▶ _Given problem_
Look through the data below. Collect every line where the word "ENSO" occurs.

-- start of Entries --

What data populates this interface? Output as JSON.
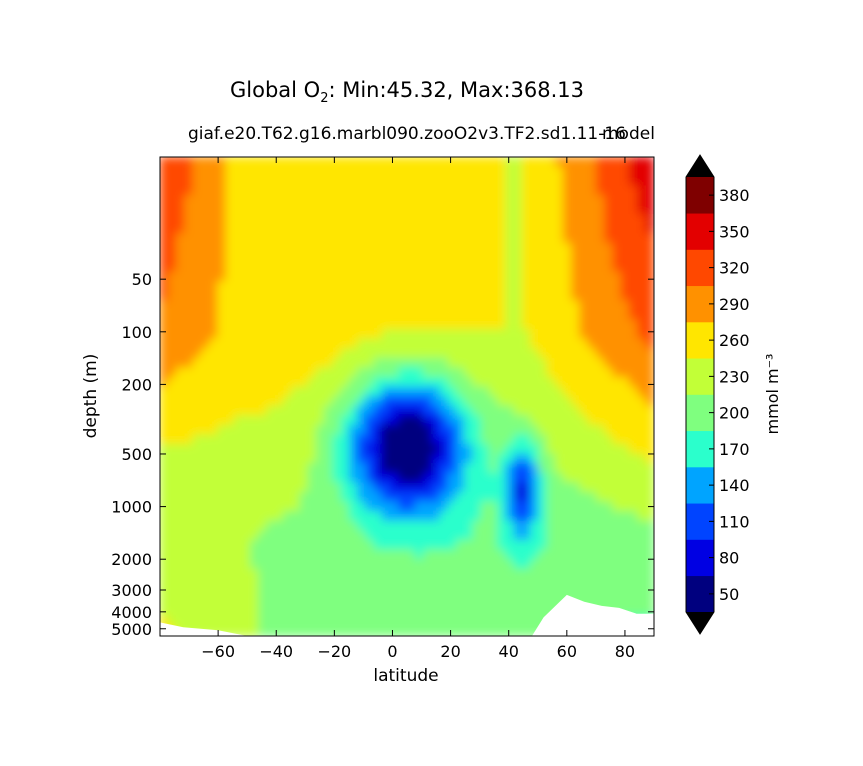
{
  "chart_data": {
    "type": "heatmap",
    "title_prefix": "Global O",
    "title_subscript": "2",
    "title_suffix": ": Min:45.32, Max:368.13",
    "subtitle": "giaf.e20.T62.g16.marbl090.zooO2v3.TF2.sd1.11-16",
    "subtitle_right": "model",
    "xlabel": "latitude",
    "ylabel": "depth (m)",
    "xlim": [
      -80,
      90
    ],
    "ylim": [
      5500,
      10
    ],
    "y_scale": "log",
    "xticks": [
      -60,
      -40,
      -20,
      0,
      20,
      40,
      60,
      80
    ],
    "xtick_labels": [
      "−60",
      "−40",
      "−20",
      "0",
      "20",
      "40",
      "60",
      "80"
    ],
    "yticks": [
      50,
      100,
      200,
      500,
      1000,
      2000,
      3000,
      4000,
      5000
    ],
    "colorbar": {
      "label": "mmol m⁻³",
      "levels": [
        50,
        80,
        110,
        140,
        170,
        200,
        230,
        260,
        290,
        320,
        350,
        380
      ],
      "colors": [
        "#00007f",
        "#0000e3",
        "#0044ff",
        "#00a4ff",
        "#2bffcc",
        "#7fff7f",
        "#c2ff37",
        "#ffe600",
        "#ff9100",
        "#ff4800",
        "#e30000",
        "#7f0000"
      ],
      "extend": "both"
    },
    "min": 45.32,
    "max": 368.13,
    "colors": {
      "under": "#000000",
      "over": "#000000",
      "missing": "#ffffff"
    }
  }
}
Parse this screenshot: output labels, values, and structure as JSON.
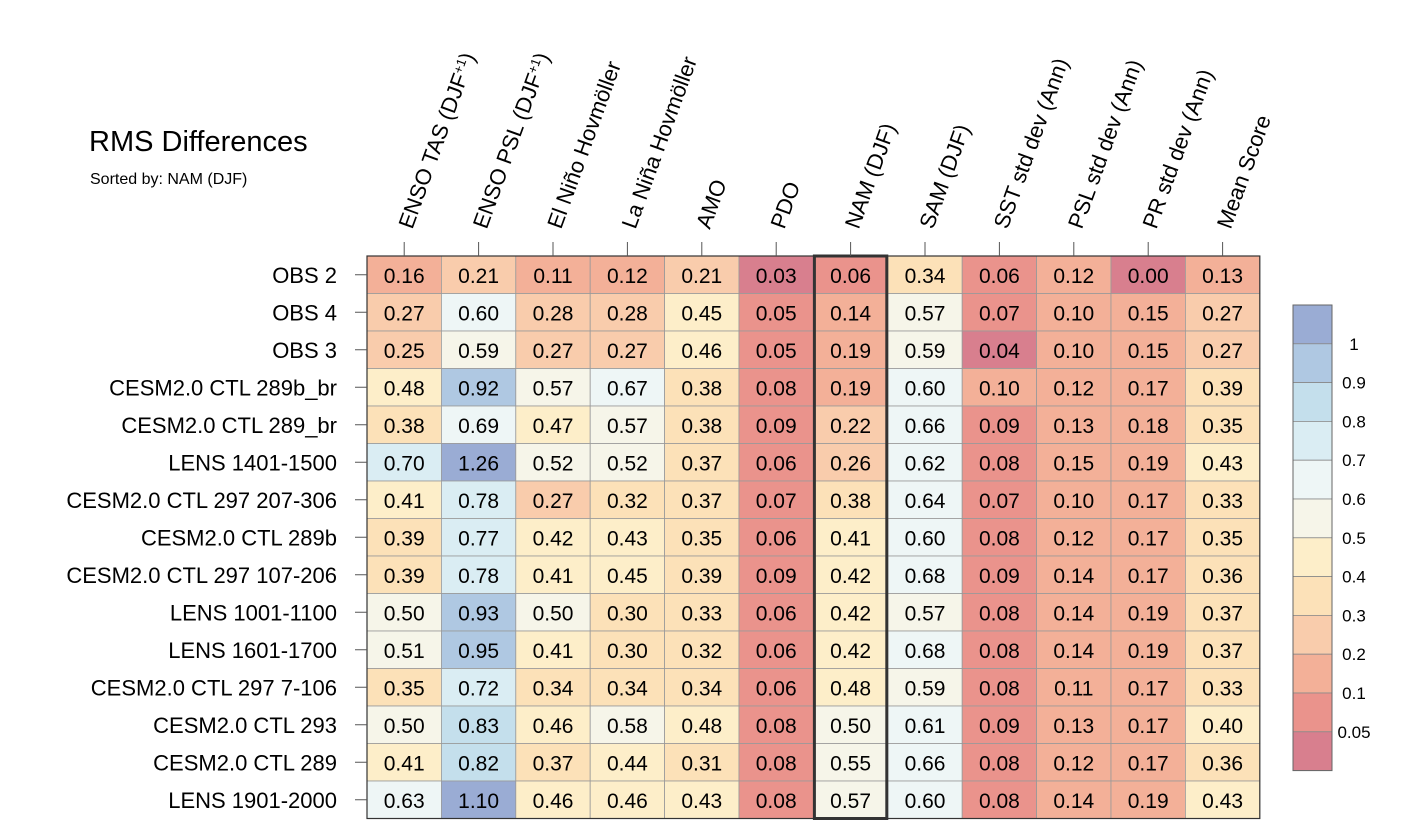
{
  "chart_data": {
    "type": "heatmap",
    "title": "RMS Differences",
    "subtitle": "Sorted by: NAM (DJF)",
    "columns": [
      {
        "label": "ENSO TAS (DJF",
        "sup": "+1",
        "close": ")"
      },
      {
        "label": "ENSO PSL (DJF",
        "sup": "+1",
        "close": ")"
      },
      {
        "label": "El Niño Hovmöller",
        "sup": "",
        "close": ""
      },
      {
        "label": "La Niña Hovmöller",
        "sup": "",
        "close": ""
      },
      {
        "label": "AMO",
        "sup": "",
        "close": ""
      },
      {
        "label": "PDO",
        "sup": "",
        "close": ""
      },
      {
        "label": "NAM (DJF)",
        "sup": "",
        "close": ""
      },
      {
        "label": "SAM (DJF)",
        "sup": "",
        "close": ""
      },
      {
        "label": "SST std dev (Ann)",
        "sup": "",
        "close": ""
      },
      {
        "label": "PSL std dev (Ann)",
        "sup": "",
        "close": ""
      },
      {
        "label": "PR std dev (Ann)",
        "sup": "",
        "close": ""
      },
      {
        "label": "Mean Score",
        "sup": "",
        "close": ""
      }
    ],
    "sorted_column_index": 6,
    "rows": [
      "OBS 2",
      "OBS 4",
      "OBS 3",
      "CESM2.0 CTL 289b_br",
      "CESM2.0 CTL 289_br",
      "LENS 1401-1500",
      "CESM2.0 CTL 297 207-306",
      "CESM2.0 CTL 289b",
      "CESM2.0 CTL 297 107-206",
      "LENS 1001-1100",
      "LENS 1601-1700",
      "CESM2.0 CTL 297 7-106",
      "CESM2.0 CTL 293",
      "CESM2.0 CTL 289",
      "LENS 1901-2000"
    ],
    "values": [
      [
        "0.16",
        "0.21",
        "0.11",
        "0.12",
        "0.21",
        "0.03",
        "0.06",
        "0.34",
        "0.06",
        "0.12",
        "0.00",
        "0.13"
      ],
      [
        "0.27",
        "0.60",
        "0.28",
        "0.28",
        "0.45",
        "0.05",
        "0.14",
        "0.57",
        "0.07",
        "0.10",
        "0.15",
        "0.27"
      ],
      [
        "0.25",
        "0.59",
        "0.27",
        "0.27",
        "0.46",
        "0.05",
        "0.19",
        "0.59",
        "0.04",
        "0.10",
        "0.15",
        "0.27"
      ],
      [
        "0.48",
        "0.92",
        "0.57",
        "0.67",
        "0.38",
        "0.08",
        "0.19",
        "0.60",
        "0.10",
        "0.12",
        "0.17",
        "0.39"
      ],
      [
        "0.38",
        "0.69",
        "0.47",
        "0.57",
        "0.38",
        "0.09",
        "0.22",
        "0.66",
        "0.09",
        "0.13",
        "0.18",
        "0.35"
      ],
      [
        "0.70",
        "1.26",
        "0.52",
        "0.52",
        "0.37",
        "0.06",
        "0.26",
        "0.62",
        "0.08",
        "0.15",
        "0.19",
        "0.43"
      ],
      [
        "0.41",
        "0.78",
        "0.27",
        "0.32",
        "0.37",
        "0.07",
        "0.38",
        "0.64",
        "0.07",
        "0.10",
        "0.17",
        "0.33"
      ],
      [
        "0.39",
        "0.77",
        "0.42",
        "0.43",
        "0.35",
        "0.06",
        "0.41",
        "0.60",
        "0.08",
        "0.12",
        "0.17",
        "0.35"
      ],
      [
        "0.39",
        "0.78",
        "0.41",
        "0.45",
        "0.39",
        "0.09",
        "0.42",
        "0.68",
        "0.09",
        "0.14",
        "0.17",
        "0.36"
      ],
      [
        "0.50",
        "0.93",
        "0.50",
        "0.30",
        "0.33",
        "0.06",
        "0.42",
        "0.57",
        "0.08",
        "0.14",
        "0.19",
        "0.37"
      ],
      [
        "0.51",
        "0.95",
        "0.41",
        "0.30",
        "0.32",
        "0.06",
        "0.42",
        "0.68",
        "0.08",
        "0.14",
        "0.19",
        "0.37"
      ],
      [
        "0.35",
        "0.72",
        "0.34",
        "0.34",
        "0.34",
        "0.06",
        "0.48",
        "0.59",
        "0.08",
        "0.11",
        "0.17",
        "0.33"
      ],
      [
        "0.50",
        "0.83",
        "0.46",
        "0.58",
        "0.48",
        "0.08",
        "0.50",
        "0.61",
        "0.09",
        "0.13",
        "0.17",
        "0.40"
      ],
      [
        "0.41",
        "0.82",
        "0.37",
        "0.44",
        "0.31",
        "0.08",
        "0.55",
        "0.66",
        "0.08",
        "0.12",
        "0.17",
        "0.36"
      ],
      [
        "0.63",
        "1.10",
        "0.46",
        "0.46",
        "0.43",
        "0.08",
        "0.57",
        "0.60",
        "0.08",
        "0.14",
        "0.19",
        "0.43"
      ]
    ],
    "colorbar": {
      "levels": [
        "1",
        "0.9",
        "0.8",
        "0.7",
        "0.6",
        "0.5",
        "0.4",
        "0.3",
        "0.2",
        "0.1",
        "0.05"
      ],
      "colors": [
        "#9aacd4",
        "#afc8e2",
        "#c4dfec",
        "#daedf3",
        "#eef6f6",
        "#f6f5e9",
        "#fdeec9",
        "#fce1b8",
        "#f9ccac",
        "#f3b098",
        "#ea938c",
        "#d87f8e"
      ]
    }
  }
}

-- end of Entries --

▶ _Correct response_
        "label": "ENSO TAS (DJF",
        "label": "ENSO PSL (DJF",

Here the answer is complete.